## To do:
1) In the foam costume thread, what costume did peterose's friend make with foam padding inside?
2) Please retype the part of the foam costume thread that opens with the words containing "## peterose (Oct" and closes with "not styrofoam right?".

## Text section:
# Foam?



## Sugar_Skull (Sep 26, 2009)

I've been considering using foam for a costume, but it's not something I've worked with before. I was wondering if anybody has advice they could offer me on painting it, which thickness works best, and assembling the costume (whether I should glue or sew). I usually sew so my initial thought was to go that route, but after reading some sewing pattern reviews on foam it sounds awfully difficult. If it ends up being too costly and time consuming I'll probably ditch the idea, but I like how foam is flexible. Advice is appreciated!
Thanks.


----------



## peterose (Oct 13, 2009)

What are you planning on making exactly? I have a friend who made a Soundwave (transformers) costume with foam padding within and it worked out great. We're talkin bed foam here not styrofoam right?


----------



## Sugar_Skull (Sep 26, 2009)

## Supplied information:
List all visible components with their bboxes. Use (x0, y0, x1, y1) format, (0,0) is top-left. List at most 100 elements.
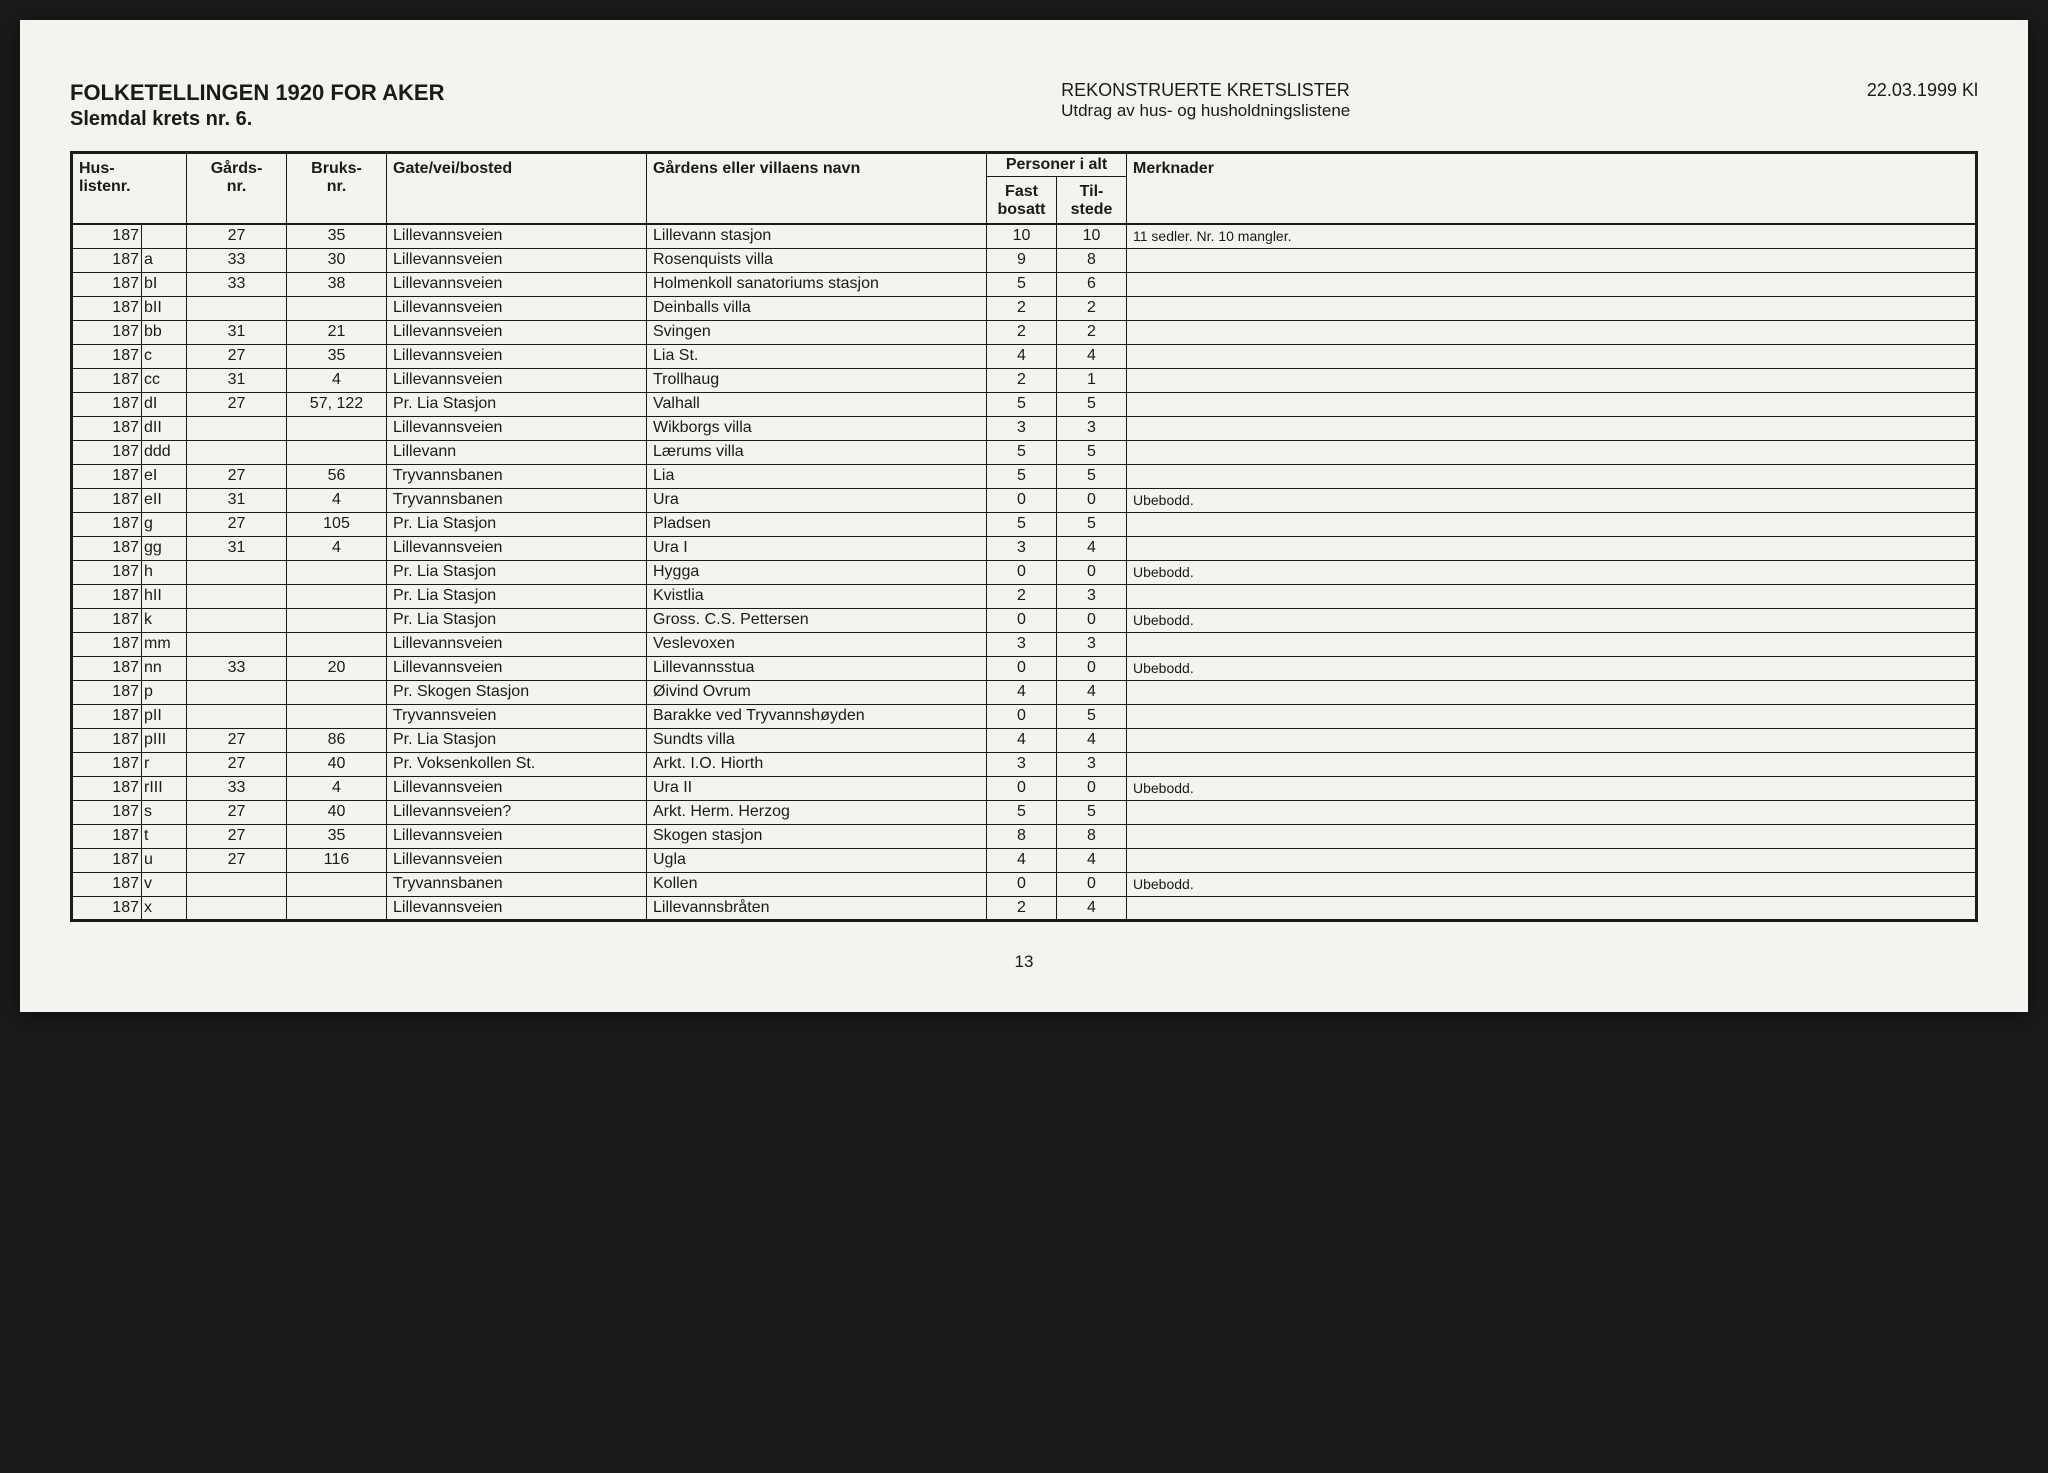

## Outputs for the tasks:
1) A Soundwave (Transformers) costume.

2)
## peterose (Oct 13, 2009)

What are you planning on making exactly? I have a friend who made a Soundwave (transformers) costume with foam padding within and it worked out great. We're talkin bed foam here not styrofoam right?